● Problem to solve:
Write out the entries again exactly as they are given.

● Dataset rows:
___

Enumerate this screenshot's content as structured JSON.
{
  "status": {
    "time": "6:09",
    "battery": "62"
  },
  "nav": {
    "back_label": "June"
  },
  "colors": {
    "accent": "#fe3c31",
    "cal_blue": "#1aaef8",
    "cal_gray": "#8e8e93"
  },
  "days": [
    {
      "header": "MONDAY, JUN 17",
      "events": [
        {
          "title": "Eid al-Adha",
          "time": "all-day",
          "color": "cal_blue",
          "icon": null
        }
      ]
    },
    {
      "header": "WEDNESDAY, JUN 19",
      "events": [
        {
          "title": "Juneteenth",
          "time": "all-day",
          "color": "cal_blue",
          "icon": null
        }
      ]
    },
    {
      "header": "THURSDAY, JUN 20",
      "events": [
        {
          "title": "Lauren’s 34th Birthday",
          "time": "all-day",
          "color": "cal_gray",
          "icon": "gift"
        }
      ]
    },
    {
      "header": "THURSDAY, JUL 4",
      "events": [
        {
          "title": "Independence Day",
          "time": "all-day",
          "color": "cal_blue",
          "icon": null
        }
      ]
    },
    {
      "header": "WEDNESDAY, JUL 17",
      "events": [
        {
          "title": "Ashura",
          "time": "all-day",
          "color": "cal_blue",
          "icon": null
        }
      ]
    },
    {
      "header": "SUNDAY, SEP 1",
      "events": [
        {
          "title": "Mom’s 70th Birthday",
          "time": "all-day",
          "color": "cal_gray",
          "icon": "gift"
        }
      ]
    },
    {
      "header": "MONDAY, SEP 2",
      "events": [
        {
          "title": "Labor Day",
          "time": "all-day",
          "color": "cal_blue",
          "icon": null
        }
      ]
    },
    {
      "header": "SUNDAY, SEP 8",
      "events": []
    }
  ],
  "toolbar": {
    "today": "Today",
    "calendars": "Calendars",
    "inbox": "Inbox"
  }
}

___

● Finished answer:
Enumerate this screenshot's content as structured JSON.
{
  "status": {
    "time": "6:09",
    "battery": "62"
  },
  "nav": {
    "back_label": "June"
  },
  "colors": {
    "accent": "#fe3c31",
    "cal_blue": "#1aaef8",
    "cal_gray": "#8e8e93"
  },
  "days": [
    {
      "header": "MONDAY, JUN 17",
      "events": [
        {
          "title": "Eid al-Adha",
          "time": "all-day",
          "color": "cal_blue",
          "icon": null
        }
      ]
    },
    {
      "header": "WEDNESDAY, JUN 19",
      "events": [
        {
          "title": "Juneteenth",
          "time": "all-day",
          "color": "cal_blue",
          "icon": null
        }
      ]
    },
    {
      "header": "THURSDAY, JUN 20",
      "events": [
        {
          "title": "Lauren’s 34th Birthday",
          "time": "all-day",
          "color": "cal_gray",
          "icon": "gift"
        }
      ]
    },
    {
      "header": "THURSDAY, JUL 4",
      "events": [
        {
          "title": "Independence Day",
          "time": "all-day",
          "color": "cal_blue",
          "icon": null
        }
      ]
    },
    {
      "header": "WEDNESDAY, JUL 17",
      "events": [
        {
          "title": "Ashura",
          "time": "all-day",
          "color": "cal_blue",
          "icon": null
        }
      ]
    },
    {
      "header": "SUNDAY, SEP 1",
      "events": [
        {
          "title": "Mom’s 70th Birthday",
          "time": "all-day",
          "color": "cal_gray",
          "icon": "gift"
        }
      ]
    },
    {
      "header": "MONDAY, SEP 2",
      "events": [
        {
          "title": "Labor Day",
          "time": "all-day",
          "color": "cal_blue",
          "icon": null
        }
      ]
    },
    {
      "header": "SUNDAY, SEP 8",
      "events": []
    }
  ],
  "toolbar": {
    "today": "Today",
    "calendars": "Calendars",
    "inbox": "Inbox"
  }
}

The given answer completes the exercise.